**GOAL:** Write out every record in full, exactly as written, please.

##### LISTED ENTRIES

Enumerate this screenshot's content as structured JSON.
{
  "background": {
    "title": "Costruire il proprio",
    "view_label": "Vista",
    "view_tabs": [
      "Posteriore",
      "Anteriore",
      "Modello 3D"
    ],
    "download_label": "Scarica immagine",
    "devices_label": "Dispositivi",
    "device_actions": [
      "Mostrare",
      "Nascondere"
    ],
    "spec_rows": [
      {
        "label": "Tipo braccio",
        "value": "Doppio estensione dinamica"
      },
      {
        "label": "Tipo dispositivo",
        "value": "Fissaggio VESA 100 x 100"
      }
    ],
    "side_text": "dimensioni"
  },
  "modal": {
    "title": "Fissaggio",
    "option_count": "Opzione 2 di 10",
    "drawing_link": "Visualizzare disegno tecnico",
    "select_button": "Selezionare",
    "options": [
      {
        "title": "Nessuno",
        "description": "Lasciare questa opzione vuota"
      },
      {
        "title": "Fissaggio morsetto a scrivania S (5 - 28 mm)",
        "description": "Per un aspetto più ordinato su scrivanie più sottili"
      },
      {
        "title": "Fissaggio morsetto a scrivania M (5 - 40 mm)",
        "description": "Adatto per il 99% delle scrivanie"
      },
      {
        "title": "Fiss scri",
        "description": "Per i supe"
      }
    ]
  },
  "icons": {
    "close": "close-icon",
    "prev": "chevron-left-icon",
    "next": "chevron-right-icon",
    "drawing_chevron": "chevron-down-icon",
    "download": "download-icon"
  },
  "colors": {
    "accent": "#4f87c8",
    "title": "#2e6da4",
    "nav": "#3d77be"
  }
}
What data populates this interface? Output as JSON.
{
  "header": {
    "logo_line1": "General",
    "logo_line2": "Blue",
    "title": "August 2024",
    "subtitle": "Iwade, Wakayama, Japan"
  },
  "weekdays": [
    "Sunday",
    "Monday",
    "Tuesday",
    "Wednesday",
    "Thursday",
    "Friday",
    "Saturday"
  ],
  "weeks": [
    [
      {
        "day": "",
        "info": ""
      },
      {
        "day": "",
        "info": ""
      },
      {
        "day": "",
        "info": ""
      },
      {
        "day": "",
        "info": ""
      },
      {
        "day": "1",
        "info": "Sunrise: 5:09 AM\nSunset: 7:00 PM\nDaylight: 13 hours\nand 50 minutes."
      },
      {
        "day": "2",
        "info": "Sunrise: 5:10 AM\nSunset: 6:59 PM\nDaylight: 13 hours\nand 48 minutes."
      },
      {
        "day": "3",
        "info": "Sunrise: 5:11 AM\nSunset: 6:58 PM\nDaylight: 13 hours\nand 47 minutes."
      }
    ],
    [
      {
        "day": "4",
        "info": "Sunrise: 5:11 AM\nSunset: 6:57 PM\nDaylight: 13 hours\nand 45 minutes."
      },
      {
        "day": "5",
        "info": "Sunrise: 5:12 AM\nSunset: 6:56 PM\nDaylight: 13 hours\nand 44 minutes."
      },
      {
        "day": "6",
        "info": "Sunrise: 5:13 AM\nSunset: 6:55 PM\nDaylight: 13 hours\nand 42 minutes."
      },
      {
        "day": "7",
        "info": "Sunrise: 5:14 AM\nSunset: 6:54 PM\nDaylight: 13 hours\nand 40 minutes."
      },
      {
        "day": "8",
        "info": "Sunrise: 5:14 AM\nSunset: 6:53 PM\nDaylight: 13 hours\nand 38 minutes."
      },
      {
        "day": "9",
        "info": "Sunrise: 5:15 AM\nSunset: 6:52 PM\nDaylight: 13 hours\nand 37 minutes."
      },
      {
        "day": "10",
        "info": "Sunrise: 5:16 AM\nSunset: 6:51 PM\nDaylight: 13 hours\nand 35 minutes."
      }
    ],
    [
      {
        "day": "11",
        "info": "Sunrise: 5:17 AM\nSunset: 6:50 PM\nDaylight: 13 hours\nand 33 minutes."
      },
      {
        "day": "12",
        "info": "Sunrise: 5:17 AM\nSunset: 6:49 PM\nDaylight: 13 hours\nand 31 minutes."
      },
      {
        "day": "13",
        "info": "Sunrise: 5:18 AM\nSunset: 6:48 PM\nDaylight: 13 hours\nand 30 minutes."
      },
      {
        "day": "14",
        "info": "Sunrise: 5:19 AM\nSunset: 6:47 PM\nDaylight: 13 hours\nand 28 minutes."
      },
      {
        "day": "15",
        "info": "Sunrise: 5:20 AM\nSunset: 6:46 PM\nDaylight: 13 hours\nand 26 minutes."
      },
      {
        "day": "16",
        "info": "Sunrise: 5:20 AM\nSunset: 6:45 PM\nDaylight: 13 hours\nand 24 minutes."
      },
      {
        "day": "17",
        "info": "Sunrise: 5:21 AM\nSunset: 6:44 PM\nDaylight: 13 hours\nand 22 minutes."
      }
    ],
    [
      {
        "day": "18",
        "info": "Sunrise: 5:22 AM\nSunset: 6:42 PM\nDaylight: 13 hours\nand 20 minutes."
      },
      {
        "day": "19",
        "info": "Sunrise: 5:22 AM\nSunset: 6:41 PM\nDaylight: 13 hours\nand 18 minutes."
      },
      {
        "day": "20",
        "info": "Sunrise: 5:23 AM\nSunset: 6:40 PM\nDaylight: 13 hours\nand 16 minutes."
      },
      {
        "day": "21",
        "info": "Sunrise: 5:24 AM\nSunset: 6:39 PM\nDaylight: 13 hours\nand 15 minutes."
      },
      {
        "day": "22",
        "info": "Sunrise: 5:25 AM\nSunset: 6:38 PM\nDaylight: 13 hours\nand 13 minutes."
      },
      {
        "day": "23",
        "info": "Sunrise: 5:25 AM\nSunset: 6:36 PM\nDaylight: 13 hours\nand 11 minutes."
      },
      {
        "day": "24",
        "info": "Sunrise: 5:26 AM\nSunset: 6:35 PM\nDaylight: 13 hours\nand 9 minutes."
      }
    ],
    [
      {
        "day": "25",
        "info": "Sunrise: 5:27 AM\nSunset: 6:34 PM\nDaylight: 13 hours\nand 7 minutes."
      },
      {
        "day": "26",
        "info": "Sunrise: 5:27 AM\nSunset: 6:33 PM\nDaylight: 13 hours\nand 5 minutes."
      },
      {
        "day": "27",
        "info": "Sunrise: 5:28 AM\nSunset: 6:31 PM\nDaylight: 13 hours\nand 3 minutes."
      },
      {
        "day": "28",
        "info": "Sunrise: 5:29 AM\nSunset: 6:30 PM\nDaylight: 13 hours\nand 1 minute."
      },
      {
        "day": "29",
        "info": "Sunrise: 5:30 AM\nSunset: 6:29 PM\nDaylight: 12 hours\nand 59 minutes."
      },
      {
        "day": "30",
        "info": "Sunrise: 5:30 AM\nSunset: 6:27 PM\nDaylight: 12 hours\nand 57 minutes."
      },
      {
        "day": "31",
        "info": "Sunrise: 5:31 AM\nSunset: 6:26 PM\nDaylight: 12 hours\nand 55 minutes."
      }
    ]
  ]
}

##########

**THE RESULT:**
Enumerate this screenshot's content as structured JSON.
{
  "background": {
    "title": "Costruire il proprio",
    "view_label": "Vista",
    "view_tabs": [
      "Posteriore",
      "Anteriore",
      "Modello 3D"
    ],
    "download_label": "Scarica immagine",
    "devices_label": "Dispositivi",
    "device_actions": [
      "Mostrare",
      "Nascondere"
    ],
    "spec_rows": [
      {
        "label": "Tipo braccio",
        "value": "Doppio estensione dinamica"
      },
      {
        "label": "Tipo dispositivo",
        "value": "Fissaggio VESA 100 x 100"
      }
    ],
    "side_text": "dimensioni"
  },
  "modal": {
    "title": "Fissaggio",
    "option_count": "Opzione 2 di 10",
    "drawing_link": "Visualizzare disegno tecnico",
    "select_button": "Selezionare",
    "options": [
      {
        "title": "Nessuno",
        "description": "Lasciare questa opzione vuota"
      },
      {
        "title": "Fissaggio morsetto a scrivania S (5 - 28 mm)",
        "description": "Per un aspetto più ordinato su scrivanie più sottili"
      },
      {
        "title": "Fissaggio morsetto a scrivania M (5 - 40 mm)",
        "description": "Adatto per il 99% delle scrivanie"
      },
      {
        "title": "Fiss scri",
        "description": "Per i supe"
      }
    ]
  },
  "icons": {
    "close": "close-icon",
    "prev": "chevron-left-icon",
    "next": "chevron-right-icon",
    "drawing_chevron": "chevron-down-icon",
    "download": "download-icon"
  },
  "colors": {
    "accent": "#4f87c8",
    "title": "#2e6da4",
    "nav": "#3d77be"
  }
}
What data populates this interface? Output as JSON.
{
  "header": {
    "logo_line1": "General",
    "logo_line2": "Blue",
    "title": "August 2024",
    "subtitle": "Iwade, Wakayama, Japan"
  },
  "weekdays": [
    "Sunday",
    "Monday",
    "Tuesday",
    "Wednesday",
    "Thursday",
    "Friday",
    "Saturday"
  ],
  "weeks": [
    [
      {
        "day": "",
        "info": ""
      },
      {
        "day": "",
        "info": ""
      },
      {
        "day": "",
        "info": ""
      },
      {
        "day": "",
        "info": ""
      },
      {
        "day": "1",
        "info": "Sunrise: 5:09 AM\nSunset: 7:00 PM\nDaylight: 13 hours\nand 50 minutes."
      },
      {
        "day": "2",
        "info": "Sunrise: 5:10 AM\nSunset: 6:59 PM\nDaylight: 13 hours\nand 48 minutes."
      },
      {
        "day": "3",
        "info": "Sunrise: 5:11 AM\nSunset: 6:58 PM\nDaylight: 13 hours\nand 47 minutes."
      }
    ],
    [
      {
        "day": "4",
        "info": "Sunrise: 5:11 AM\nSunset: 6:57 PM\nDaylight: 13 hours\nand 45 minutes."
      },
      {
        "day": "5",
        "info": "Sunrise: 5:12 AM\nSunset: 6:56 PM\nDaylight: 13 hours\nand 44 minutes."
      },
      {
        "day": "6",
        "info": "Sunrise: 5:13 AM\nSunset: 6:55 PM\nDaylight: 13 hours\nand 42 minutes."
      },
      {
        "day": "7",
        "info": "Sunrise: 5:14 AM\nSunset: 6:54 PM\nDaylight: 13 hours\nand 40 minutes."
      },
      {
        "day": "8",
        "info": "Sunrise: 5:14 AM\nSunset: 6:53 PM\nDaylight: 13 hours\nand 38 minutes."
      },
      {
        "day": "9",
        "info": "Sunrise: 5:15 AM\nSunset: 6:52 PM\nDaylight: 13 hours\nand 37 minutes."
      },
      {
        "day": "10",
        "info": "Sunrise: 5:16 AM\nSunset: 6:51 PM\nDaylight: 13 hours\nand 35 minutes."
      }
    ],
    [
      {
        "day": "11",
        "info": "Sunrise: 5:17 AM\nSunset: 6:50 PM\nDaylight: 13 hours\nand 33 minutes."
      },
      {
        "day": "12",
        "info": "Sunrise: 5:17 AM\nSunset: 6:49 PM\nDaylight: 13 hours\nand 31 minutes."
      },
      {
        "day": "13",
        "info": "Sunrise: 5:18 AM\nSunset: 6:48 PM\nDaylight: 13 hours\nand 30 minutes."
      },
      {
        "day": "14",
        "info": "Sunrise: 5:19 AM\nSunset: 6:47 PM\nDaylight: 13 hours\nand 28 minutes."
      },
      {
        "day": "15",
        "info": "Sunrise: 5:20 AM\nSunset: 6:46 PM\nDaylight: 13 hours\nand 26 minutes."
      },
      {
        "day": "16",
        "info": "Sunrise: 5:20 AM\nSunset: 6:45 PM\nDaylight: 13 hours\nand 24 minutes."
      },
      {
        "day": "17",
        "info": "Sunrise: 5:21 AM\nSunset: 6:44 PM\nDaylight: 13 hours\nand 22 minutes."
      }
    ],
    [
      {
        "day": "18",
        "info": "Sunrise: 5:22 AM\nSunset: 6:42 PM\nDaylight: 13 hours\nand 20 minutes."
      },
      {
        "day": "19",
        "info": "Sunrise: 5:22 AM\nSunset: 6:41 PM\nDaylight: 13 hours\nand 18 minutes."
      },
      {
        "day": "20",
        "info": "Sunrise: 5:23 AM\nSunset: 6:40 PM\nDaylight: 13 hours\nand 16 minutes."
      },
      {
        "day": "21",
        "info": "Sunrise: 5:24 AM\nSunset: 6:39 PM\nDaylight: 13 hours\nand 15 minutes."
      },
      {
        "day": "22",
        "info": "Sunrise: 5:25 AM\nSunset: 6:38 PM\nDaylight: 13 hours\nand 13 minutes."
      },
      {
        "day": "23",
        "info": "Sunrise: 5:25 AM\nSunset: 6:36 PM\nDaylight: 13 hours\nand 11 minutes."
      },
      {
        "day": "24",
        "info": "Sunrise: 5:26 AM\nSunset: 6:35 PM\nDaylight: 13 hours\nand 9 minutes."
      }
    ],
    [
      {
        "day": "25",
        "info": "Sunrise: 5:27 AM\nSunset: 6:34 PM\nDaylight: 13 hours\nand 7 minutes."
      },
      {
        "day": "26",
        "info": "Sunrise: 5:27 AM\nSunset: 6:33 PM\nDaylight: 13 hours\nand 5 minutes."
      },
      {
        "day": "27",
        "info": "Sunrise: 5:28 AM\nSunset: 6:31 PM\nDaylight: 13 hours\nand 3 minutes."
      },
      {
        "day": "28",
        "info": "Sunrise: 5:29 AM\nSunset: 6:30 PM\nDaylight: 13 hours\nand 1 minute."
      },
      {
        "day": "29",
        "info": "Sunrise: 5:30 AM\nSunset: 6:29 PM\nDaylight: 12 hours\nand 59 minutes."
      },
      {
        "day": "30",
        "info": "Sunrise: 5:30 AM\nSunset: 6:27 PM\nDaylight: 12 hours\nand 57 minutes."
      },
      {
        "day": "31",
        "info": "Sunrise: 5:31 AM\nSunset: 6:26 PM\nDaylight: 12 hours\nand 55 minutes."
      }
    ]
  ]
}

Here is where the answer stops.